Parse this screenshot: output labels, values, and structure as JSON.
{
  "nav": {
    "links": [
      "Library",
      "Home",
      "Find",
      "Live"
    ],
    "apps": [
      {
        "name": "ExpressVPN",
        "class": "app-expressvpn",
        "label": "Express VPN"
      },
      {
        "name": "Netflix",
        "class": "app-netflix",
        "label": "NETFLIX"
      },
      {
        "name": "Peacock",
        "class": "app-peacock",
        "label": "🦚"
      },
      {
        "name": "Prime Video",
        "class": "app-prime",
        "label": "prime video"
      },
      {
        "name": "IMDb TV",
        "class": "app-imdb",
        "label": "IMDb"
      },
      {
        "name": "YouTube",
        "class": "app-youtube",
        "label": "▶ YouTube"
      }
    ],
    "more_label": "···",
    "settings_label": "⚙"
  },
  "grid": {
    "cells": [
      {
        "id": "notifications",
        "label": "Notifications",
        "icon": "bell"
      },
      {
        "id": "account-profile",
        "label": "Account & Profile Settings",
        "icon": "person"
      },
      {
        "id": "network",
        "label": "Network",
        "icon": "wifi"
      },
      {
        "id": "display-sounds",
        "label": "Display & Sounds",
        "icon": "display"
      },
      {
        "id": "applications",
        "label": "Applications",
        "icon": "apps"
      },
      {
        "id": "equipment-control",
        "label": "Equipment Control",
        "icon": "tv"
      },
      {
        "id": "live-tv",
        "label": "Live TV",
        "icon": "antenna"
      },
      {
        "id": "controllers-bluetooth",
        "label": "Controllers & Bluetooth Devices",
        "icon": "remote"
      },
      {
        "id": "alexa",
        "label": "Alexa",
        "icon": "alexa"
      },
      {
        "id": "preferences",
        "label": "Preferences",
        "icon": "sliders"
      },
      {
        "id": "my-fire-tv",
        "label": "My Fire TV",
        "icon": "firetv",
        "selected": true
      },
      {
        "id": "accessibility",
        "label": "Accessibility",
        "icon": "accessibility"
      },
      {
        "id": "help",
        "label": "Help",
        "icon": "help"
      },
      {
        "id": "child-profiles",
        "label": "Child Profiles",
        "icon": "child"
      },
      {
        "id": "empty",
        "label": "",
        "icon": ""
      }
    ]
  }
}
----
### What to produce
Please give back all of the records exactly as written.

### Exercise solution
Parse this screenshot: output labels, values, and structure as JSON.
{
  "nav": {
    "links": [
      "Library",
      "Home",
      "Find",
      "Live"
    ],
    "apps": [
      {
        "name": "ExpressVPN",
        "class": "app-expressvpn",
        "label": "Express VPN"
      },
      {
        "name": "Netflix",
        "class": "app-netflix",
        "label": "NETFLIX"
      },
      {
        "name": "Peacock",
        "class": "app-peacock",
        "label": "🦚"
      },
      {
        "name": "Prime Video",
        "class": "app-prime",
        "label": "prime video"
      },
      {
        "name": "IMDb TV",
        "class": "app-imdb",
        "label": "IMDb"
      },
      {
        "name": "YouTube",
        "class": "app-youtube",
        "label": "▶ YouTube"
      }
    ],
    "more_label": "···",
    "settings_label": "⚙"
  },
  "grid": {
    "cells": [
      {
        "id": "notifications",
        "label": "Notifications",
        "icon": "bell"
      },
      {
        "id": "account-profile",
        "label": "Account & Profile Settings",
        "icon": "person"
      },
      {
        "id": "network",
        "label": "Network",
        "icon": "wifi"
      },
      {
        "id": "display-sounds",
        "label": "Display & Sounds",
        "icon": "display"
      },
      {
        "id": "applications",
        "label": "Applications",
        "icon": "apps"
      },
      {
        "id": "equipment-control",
        "label": "Equipment Control",
        "icon": "tv"
      },
      {
        "id": "live-tv",
        "label": "Live TV",
        "icon": "antenna"
      },
      {
        "id": "controllers-bluetooth",
        "label": "Controllers & Bluetooth Devices",
        "icon": "remote"
      },
      {
        "id": "alexa",
        "label": "Alexa",
        "icon": "alexa"
      },
      {
        "id": "preferences",
        "label": "Preferences",
        "icon": "sliders"
      },
      {
        "id": "my-fire-tv",
        "label": "My Fire TV",
        "icon": "firetv",
        "selected": true
      },
      {
        "id": "accessibility",
        "label": "Accessibility",
        "icon": "accessibility"
      },
      {
        "id": "help",
        "label": "Help",
        "icon": "help"
      },
      {
        "id": "child-profiles",
        "label": "Child Profiles",
        "icon": "child"
      },
      {
        "id": "empty",
        "label": "",
        "icon": ""
      }
    ]
  }
}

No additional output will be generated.